(A run of records):
** start **
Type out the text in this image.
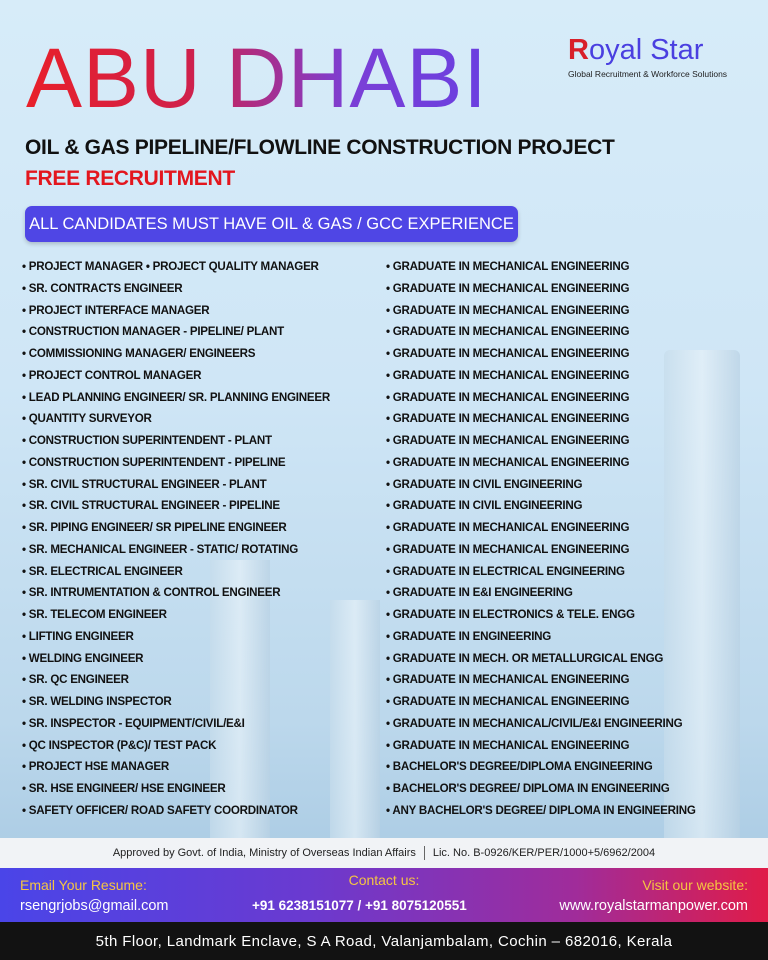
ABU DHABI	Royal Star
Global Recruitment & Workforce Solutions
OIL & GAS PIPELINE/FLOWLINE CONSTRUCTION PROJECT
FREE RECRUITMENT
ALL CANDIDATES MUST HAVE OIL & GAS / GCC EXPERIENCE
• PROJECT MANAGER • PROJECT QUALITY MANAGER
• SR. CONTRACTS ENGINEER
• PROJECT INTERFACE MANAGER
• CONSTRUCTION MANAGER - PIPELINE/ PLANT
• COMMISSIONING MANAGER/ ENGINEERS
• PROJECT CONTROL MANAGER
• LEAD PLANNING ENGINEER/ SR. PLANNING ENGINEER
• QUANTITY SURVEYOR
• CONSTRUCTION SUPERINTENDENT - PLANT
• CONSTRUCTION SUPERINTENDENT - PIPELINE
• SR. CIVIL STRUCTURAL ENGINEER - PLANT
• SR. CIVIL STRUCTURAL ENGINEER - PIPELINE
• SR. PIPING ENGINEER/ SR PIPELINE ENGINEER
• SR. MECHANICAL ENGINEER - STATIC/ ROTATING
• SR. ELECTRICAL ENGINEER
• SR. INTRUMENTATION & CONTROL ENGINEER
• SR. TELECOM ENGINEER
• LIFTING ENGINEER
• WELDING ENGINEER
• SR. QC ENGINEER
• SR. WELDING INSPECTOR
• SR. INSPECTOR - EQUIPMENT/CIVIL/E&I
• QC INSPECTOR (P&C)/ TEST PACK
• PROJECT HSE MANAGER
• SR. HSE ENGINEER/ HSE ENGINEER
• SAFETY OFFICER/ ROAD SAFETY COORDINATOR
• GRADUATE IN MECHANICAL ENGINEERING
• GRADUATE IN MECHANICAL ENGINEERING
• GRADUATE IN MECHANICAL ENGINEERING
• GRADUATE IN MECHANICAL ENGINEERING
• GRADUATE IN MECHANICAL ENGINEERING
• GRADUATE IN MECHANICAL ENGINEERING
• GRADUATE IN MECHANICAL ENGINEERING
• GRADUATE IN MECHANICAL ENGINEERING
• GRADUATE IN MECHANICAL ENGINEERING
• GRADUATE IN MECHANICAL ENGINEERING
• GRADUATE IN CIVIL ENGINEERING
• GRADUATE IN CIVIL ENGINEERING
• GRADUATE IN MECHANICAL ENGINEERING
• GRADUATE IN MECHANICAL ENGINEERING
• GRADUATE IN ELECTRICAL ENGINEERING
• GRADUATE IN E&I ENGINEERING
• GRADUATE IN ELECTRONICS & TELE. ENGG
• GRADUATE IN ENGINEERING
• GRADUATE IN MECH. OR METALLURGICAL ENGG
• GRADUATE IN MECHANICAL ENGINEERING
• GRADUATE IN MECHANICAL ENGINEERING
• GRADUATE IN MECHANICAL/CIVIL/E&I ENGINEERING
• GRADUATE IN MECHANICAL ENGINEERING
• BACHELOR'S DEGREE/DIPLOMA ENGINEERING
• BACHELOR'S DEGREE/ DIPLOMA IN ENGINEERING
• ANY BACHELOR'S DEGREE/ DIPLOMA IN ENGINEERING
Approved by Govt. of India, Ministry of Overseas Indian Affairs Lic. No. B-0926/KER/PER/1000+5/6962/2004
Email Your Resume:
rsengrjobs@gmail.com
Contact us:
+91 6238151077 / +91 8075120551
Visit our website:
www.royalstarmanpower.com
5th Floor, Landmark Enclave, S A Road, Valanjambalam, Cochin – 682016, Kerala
** end **
(Task to complete): Leave out the pictures and output every record above precisely as given.

(Reply to the task):
Type out the text in this image.
ABU DHABI	Royal Star
Global Recruitment & Workforce Solutions
OIL & GAS PIPELINE/FLOWLINE CONSTRUCTION PROJECT
FREE RECRUITMENT
ALL CANDIDATES MUST HAVE OIL & GAS / GCC EXPERIENCE
• PROJECT MANAGER • PROJECT QUALITY MANAGER
• SR. CONTRACTS ENGINEER
• PROJECT INTERFACE MANAGER
• CONSTRUCTION MANAGER - PIPELINE/ PLANT
• COMMISSIONING MANAGER/ ENGINEERS
• PROJECT CONTROL MANAGER
• LEAD PLANNING ENGINEER/ SR. PLANNING ENGINEER
• QUANTITY SURVEYOR
• CONSTRUCTION SUPERINTENDENT - PLANT
• CONSTRUCTION SUPERINTENDENT - PIPELINE
• SR. CIVIL STRUCTURAL ENGINEER - PLANT
• SR. CIVIL STRUCTURAL ENGINEER - PIPELINE
• SR. PIPING ENGINEER/ SR PIPELINE ENGINEER
• SR. MECHANICAL ENGINEER - STATIC/ ROTATING
• SR. ELECTRICAL ENGINEER
• SR. INTRUMENTATION & CONTROL ENGINEER
• SR. TELECOM ENGINEER
• LIFTING ENGINEER
• WELDING ENGINEER
• SR. QC ENGINEER
• SR. WELDING INSPECTOR
• SR. INSPECTOR - EQUIPMENT/CIVIL/E&I
• QC INSPECTOR (P&C)/ TEST PACK
• PROJECT HSE MANAGER
• SR. HSE ENGINEER/ HSE ENGINEER
• SAFETY OFFICER/ ROAD SAFETY COORDINATOR
• GRADUATE IN MECHANICAL ENGINEERING
• GRADUATE IN MECHANICAL ENGINEERING
• GRADUATE IN MECHANICAL ENGINEERING
• GRADUATE IN MECHANICAL ENGINEERING
• GRADUATE IN MECHANICAL ENGINEERING
• GRADUATE IN MECHANICAL ENGINEERING
• GRADUATE IN MECHANICAL ENGINEERING
• GRADUATE IN MECHANICAL ENGINEERING
• GRADUATE IN MECHANICAL ENGINEERING
• GRADUATE IN MECHANICAL ENGINEERING
• GRADUATE IN CIVIL ENGINEERING
• GRADUATE IN CIVIL ENGINEERING
• GRADUATE IN MECHANICAL ENGINEERING
• GRADUATE IN MECHANICAL ENGINEERING
• GRADUATE IN ELECTRICAL ENGINEERING
• GRADUATE IN E&I ENGINEERING
• GRADUATE IN ELECTRONICS & TELE. ENGG
• GRADUATE IN ENGINEERING
• GRADUATE IN MECH. OR METALLURGICAL ENGG
• GRADUATE IN MECHANICAL ENGINEERING
• GRADUATE IN MECHANICAL ENGINEERING
• GRADUATE IN MECHANICAL/CIVIL/E&I ENGINEERING
• GRADUATE IN MECHANICAL ENGINEERING
• BACHELOR'S DEGREE/DIPLOMA ENGINEERING
• BACHELOR'S DEGREE/ DIPLOMA IN ENGINEERING
• ANY BACHELOR'S DEGREE/ DIPLOMA IN ENGINEERING
Approved by Govt. of India, Ministry of Overseas Indian Affairs Lic. No. B-0926/KER/PER/1000+5/6962/2004
Email Your Resume:
rsengrjobs@gmail.com
Contact us:
+91 6238151077 / +91 8075120551
Visit our website:
www.royalstarmanpower.com
5th Floor, Landmark Enclave, S A Road, Valanjambalam, Cochin – 682016, Kerala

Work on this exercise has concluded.